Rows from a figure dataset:
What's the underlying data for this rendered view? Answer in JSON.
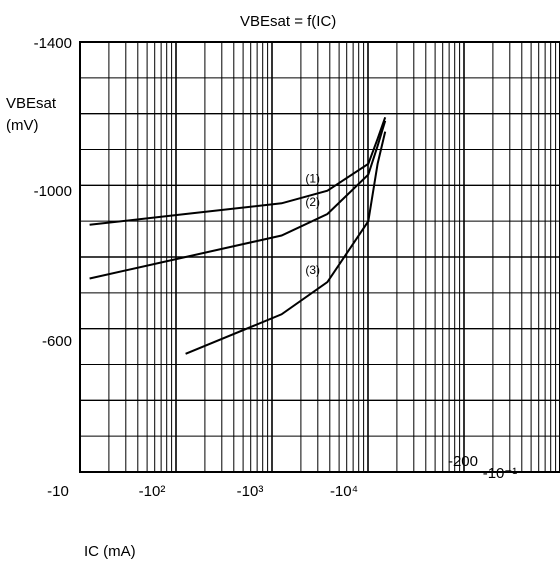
{
  "chart_data": {
    "type": "line",
    "title": "VBEsat = f(IC)",
    "ylabel_line1": "VBEsat",
    "ylabel_line2": "(mV)",
    "xlabel": "IC (mA)",
    "y_ticks": [
      "-1400",
      "-1000",
      "-600",
      "-200"
    ],
    "x_ticks": [
      "-10",
      "-10²",
      "-10³",
      "-10⁴",
      "-10⁻¹"
    ],
    "x_scale": "log (negative)",
    "ylim": [
      -1400,
      -200
    ],
    "grid": true,
    "series": [
      {
        "name": "(1)",
        "points": [
          [
            -1,
            -860
          ],
          [
            -10,
            -890
          ],
          [
            -100,
            -920
          ],
          [
            -1000,
            -950
          ],
          [
            -3000,
            -985
          ],
          [
            -8000,
            -1060
          ],
          [
            -10000,
            -1130
          ],
          [
            -12000,
            -1190
          ]
        ]
      },
      {
        "name": "(2)",
        "points": [
          [
            -1,
            -680
          ],
          [
            -10,
            -740
          ],
          [
            -100,
            -800
          ],
          [
            -1000,
            -860
          ],
          [
            -3000,
            -920
          ],
          [
            -8000,
            -1030
          ],
          [
            -10000,
            -1110
          ],
          [
            -12000,
            -1180
          ]
        ]
      },
      {
        "name": "(3)",
        "points": [
          [
            -100,
            -530
          ],
          [
            -1000,
            -640
          ],
          [
            -3000,
            -730
          ],
          [
            -8000,
            -900
          ],
          [
            -10000,
            -1060
          ],
          [
            -12000,
            -1150
          ]
        ]
      }
    ]
  }
}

Problem to solve
The records above need to be given again exactly. Omit the pictures.

Worked solution
What's the underlying data for this rendered view? Answer in JSON.
{
  "chart_data": {
    "type": "line",
    "title": "VBEsat = f(IC)",
    "ylabel_line1": "VBEsat",
    "ylabel_line2": "(mV)",
    "xlabel": "IC (mA)",
    "y_ticks": [
      "-1400",
      "-1000",
      "-600",
      "-200"
    ],
    "x_ticks": [
      "-10",
      "-10²",
      "-10³",
      "-10⁴",
      "-10⁻¹"
    ],
    "x_scale": "log (negative)",
    "ylim": [
      -1400,
      -200
    ],
    "grid": true,
    "series": [
      {
        "name": "(1)",
        "points": [
          [
            -1,
            -860
          ],
          [
            -10,
            -890
          ],
          [
            -100,
            -920
          ],
          [
            -1000,
            -950
          ],
          [
            -3000,
            -985
          ],
          [
            -8000,
            -1060
          ],
          [
            -10000,
            -1130
          ],
          [
            -12000,
            -1190
          ]
        ]
      },
      {
        "name": "(2)",
        "points": [
          [
            -1,
            -680
          ],
          [
            -10,
            -740
          ],
          [
            -100,
            -800
          ],
          [
            -1000,
            -860
          ],
          [
            -3000,
            -920
          ],
          [
            -8000,
            -1030
          ],
          [
            -10000,
            -1110
          ],
          [
            -12000,
            -1180
          ]
        ]
      },
      {
        "name": "(3)",
        "points": [
          [
            -100,
            -530
          ],
          [
            -1000,
            -640
          ],
          [
            -3000,
            -730
          ],
          [
            -8000,
            -900
          ],
          [
            -10000,
            -1060
          ],
          [
            -12000,
            -1150
          ]
        ]
      }
    ]
  }
}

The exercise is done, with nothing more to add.